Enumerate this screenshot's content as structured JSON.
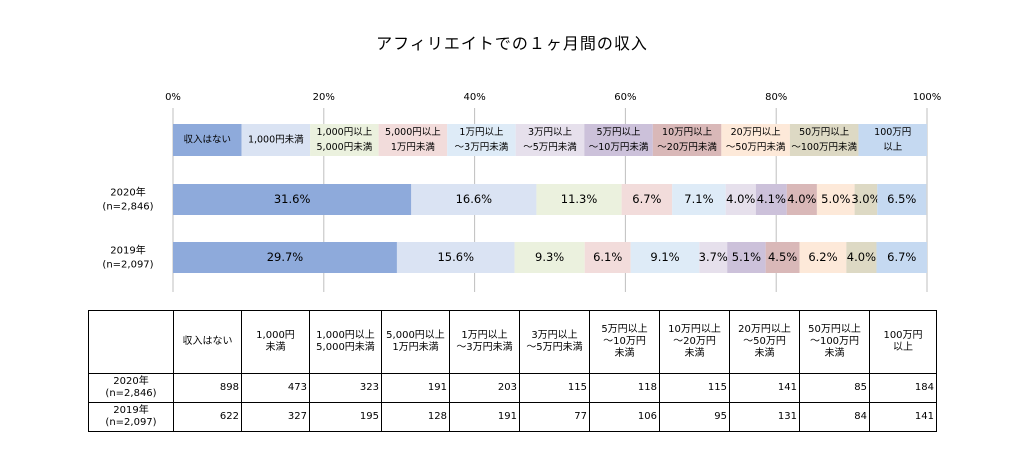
{
  "chart_data": {
    "type": "stacked-bar",
    "title": "アフィリエイトでの１ヶ月間の収入",
    "orientation": "horizontal",
    "percent_axis_ticks": [
      "0%",
      "20%",
      "40%",
      "60%",
      "80%",
      "100%"
    ],
    "xlim": [
      0,
      100
    ],
    "grid": true,
    "categories": [
      {
        "label": "収入はない",
        "color": "#8eaadb"
      },
      {
        "label": "1,000円未満",
        "color": "#dae3f3"
      },
      {
        "label": "1,000円以上\n5,000円未満",
        "color": "#ebf1de"
      },
      {
        "label": "5,000円以上\n1万円未満",
        "color": "#f2dcdb"
      },
      {
        "label": "1万円以上\n～3万円未満",
        "color": "#deebf7"
      },
      {
        "label": "3万円以上\n～5万円未満",
        "color": "#e6e0ec"
      },
      {
        "label": "5万円以上\n～10万円未満",
        "color": "#ccc1da"
      },
      {
        "label": "10万円以上\n～20万円未満",
        "color": "#d9b8b8"
      },
      {
        "label": "20万円以上\n～50万円未満",
        "color": "#fde9d9"
      },
      {
        "label": "50万円以上\n～100万円未満",
        "color": "#ddd9c4"
      },
      {
        "label": "100万円\n以上",
        "color": "#c5d9f1"
      }
    ],
    "series": [
      {
        "name": "2020年\n(n=2,846)",
        "percent_labels": [
          "31.6%",
          "16.6%",
          "11.3%",
          "6.7%",
          "7.1%",
          "4.0%",
          "4.1%",
          "4.0%",
          "5.0%",
          "3.0%",
          "6.5%"
        ],
        "values": [
          31.6,
          16.6,
          11.3,
          6.7,
          7.1,
          4.0,
          4.1,
          4.0,
          5.0,
          3.0,
          6.5
        ]
      },
      {
        "name": "2019年\n(n=2,097)",
        "percent_labels": [
          "29.7%",
          "15.6%",
          "9.3%",
          "6.1%",
          "9.1%",
          "3.7%",
          "5.1%",
          "4.5%",
          "6.2%",
          "4.0%",
          "6.7%"
        ],
        "values": [
          29.7,
          15.6,
          9.3,
          6.1,
          9.1,
          3.7,
          5.1,
          4.5,
          6.2,
          4.0,
          6.7
        ]
      }
    ]
  },
  "table": {
    "headers": [
      "収入はない",
      "1,000円\n未満",
      "1,000円以上\n5,000円未満",
      "5,000円以上\n1万円未満",
      "1万円以上\n～3万円未満",
      "3万円以上\n～5万円未満",
      "5万円以上\n～10万円\n未満",
      "10万円以上\n～20万円\n未満",
      "20万円以上\n～50万円\n未満",
      "50万円以上\n～100万円\n未満",
      "100万円\n以上"
    ],
    "rows": [
      {
        "label": "2020年\n(n=2,846)",
        "cells": [
          "898",
          "473",
          "323",
          "191",
          "203",
          "115",
          "118",
          "115",
          "141",
          "85",
          "184"
        ]
      },
      {
        "label": "2019年\n(n=2,097)",
        "cells": [
          "622",
          "327",
          "195",
          "128",
          "191",
          "77",
          "106",
          "95",
          "131",
          "84",
          "141"
        ]
      }
    ]
  }
}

------------------------------------------------

◆ WORK TO COMPLETE ◆
Return each line exactly as written. Any picture gets left out.

◆ REPLY ◆
Enumerate this screenshot's content as structured JSON.
{
  "chart_data": {
    "type": "stacked-bar",
    "title": "アフィリエイトでの１ヶ月間の収入",
    "orientation": "horizontal",
    "percent_axis_ticks": [
      "0%",
      "20%",
      "40%",
      "60%",
      "80%",
      "100%"
    ],
    "xlim": [
      0,
      100
    ],
    "grid": true,
    "categories": [
      {
        "label": "収入はない",
        "color": "#8eaadb"
      },
      {
        "label": "1,000円未満",
        "color": "#dae3f3"
      },
      {
        "label": "1,000円以上\n5,000円未満",
        "color": "#ebf1de"
      },
      {
        "label": "5,000円以上\n1万円未満",
        "color": "#f2dcdb"
      },
      {
        "label": "1万円以上\n～3万円未満",
        "color": "#deebf7"
      },
      {
        "label": "3万円以上\n～5万円未満",
        "color": "#e6e0ec"
      },
      {
        "label": "5万円以上\n～10万円未満",
        "color": "#ccc1da"
      },
      {
        "label": "10万円以上\n～20万円未満",
        "color": "#d9b8b8"
      },
      {
        "label": "20万円以上\n～50万円未満",
        "color": "#fde9d9"
      },
      {
        "label": "50万円以上\n～100万円未満",
        "color": "#ddd9c4"
      },
      {
        "label": "100万円\n以上",
        "color": "#c5d9f1"
      }
    ],
    "series": [
      {
        "name": "2020年\n(n=2,846)",
        "percent_labels": [
          "31.6%",
          "16.6%",
          "11.3%",
          "6.7%",
          "7.1%",
          "4.0%",
          "4.1%",
          "4.0%",
          "5.0%",
          "3.0%",
          "6.5%"
        ],
        "values": [
          31.6,
          16.6,
          11.3,
          6.7,
          7.1,
          4.0,
          4.1,
          4.0,
          5.0,
          3.0,
          6.5
        ]
      },
      {
        "name": "2019年\n(n=2,097)",
        "percent_labels": [
          "29.7%",
          "15.6%",
          "9.3%",
          "6.1%",
          "9.1%",
          "3.7%",
          "5.1%",
          "4.5%",
          "6.2%",
          "4.0%",
          "6.7%"
        ],
        "values": [
          29.7,
          15.6,
          9.3,
          6.1,
          9.1,
          3.7,
          5.1,
          4.5,
          6.2,
          4.0,
          6.7
        ]
      }
    ]
  },
  "table": {
    "headers": [
      "収入はない",
      "1,000円\n未満",
      "1,000円以上\n5,000円未満",
      "5,000円以上\n1万円未満",
      "1万円以上\n～3万円未満",
      "3万円以上\n～5万円未満",
      "5万円以上\n～10万円\n未満",
      "10万円以上\n～20万円\n未満",
      "20万円以上\n～50万円\n未満",
      "50万円以上\n～100万円\n未満",
      "100万円\n以上"
    ],
    "rows": [
      {
        "label": "2020年\n(n=2,846)",
        "cells": [
          "898",
          "473",
          "323",
          "191",
          "203",
          "115",
          "118",
          "115",
          "141",
          "85",
          "184"
        ]
      },
      {
        "label": "2019年\n(n=2,097)",
        "cells": [
          "622",
          "327",
          "195",
          "128",
          "191",
          "77",
          "106",
          "95",
          "131",
          "84",
          "141"
        ]
      }
    ]
  }
}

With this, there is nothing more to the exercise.